** START **
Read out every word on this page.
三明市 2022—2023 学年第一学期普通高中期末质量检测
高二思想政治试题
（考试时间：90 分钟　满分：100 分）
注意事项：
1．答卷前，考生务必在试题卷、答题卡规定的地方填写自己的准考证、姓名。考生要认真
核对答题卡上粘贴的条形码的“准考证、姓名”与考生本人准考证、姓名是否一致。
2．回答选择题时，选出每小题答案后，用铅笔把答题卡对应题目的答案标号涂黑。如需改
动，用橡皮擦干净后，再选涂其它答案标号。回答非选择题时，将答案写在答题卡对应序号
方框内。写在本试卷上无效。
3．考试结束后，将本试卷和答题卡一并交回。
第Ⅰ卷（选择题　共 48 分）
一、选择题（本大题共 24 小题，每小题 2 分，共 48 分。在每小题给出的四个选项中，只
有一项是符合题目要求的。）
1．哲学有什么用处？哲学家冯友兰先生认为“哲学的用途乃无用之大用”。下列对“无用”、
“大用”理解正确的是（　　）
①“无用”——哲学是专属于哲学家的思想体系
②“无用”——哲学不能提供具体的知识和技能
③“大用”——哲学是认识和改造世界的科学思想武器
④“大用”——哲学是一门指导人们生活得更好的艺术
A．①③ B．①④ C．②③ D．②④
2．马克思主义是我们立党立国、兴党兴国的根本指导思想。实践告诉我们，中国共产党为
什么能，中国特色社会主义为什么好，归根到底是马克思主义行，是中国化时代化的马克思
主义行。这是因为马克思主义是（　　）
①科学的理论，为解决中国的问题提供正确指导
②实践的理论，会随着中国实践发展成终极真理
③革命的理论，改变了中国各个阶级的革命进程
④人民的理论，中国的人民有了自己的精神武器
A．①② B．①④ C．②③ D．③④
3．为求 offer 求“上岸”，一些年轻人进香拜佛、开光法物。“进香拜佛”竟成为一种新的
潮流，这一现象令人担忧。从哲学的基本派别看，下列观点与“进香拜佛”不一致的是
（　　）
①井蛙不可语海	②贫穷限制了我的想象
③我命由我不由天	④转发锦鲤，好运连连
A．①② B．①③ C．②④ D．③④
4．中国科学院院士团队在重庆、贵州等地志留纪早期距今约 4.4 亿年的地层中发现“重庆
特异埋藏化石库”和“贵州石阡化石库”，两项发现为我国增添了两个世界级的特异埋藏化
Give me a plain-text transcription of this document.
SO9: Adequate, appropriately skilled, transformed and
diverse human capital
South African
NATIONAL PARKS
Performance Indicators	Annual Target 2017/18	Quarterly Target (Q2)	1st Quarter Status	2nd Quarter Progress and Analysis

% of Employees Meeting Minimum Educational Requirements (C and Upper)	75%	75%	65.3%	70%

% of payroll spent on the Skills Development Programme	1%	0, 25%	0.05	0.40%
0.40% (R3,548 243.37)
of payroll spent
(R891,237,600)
** END **
## Exercise
Reproduce every line from the entries that holds the word "payroll".

## Answer to this problem
% of payroll spent on the Skills Development Programme	1%	0, 25%	0.05	0.40%
of payroll spent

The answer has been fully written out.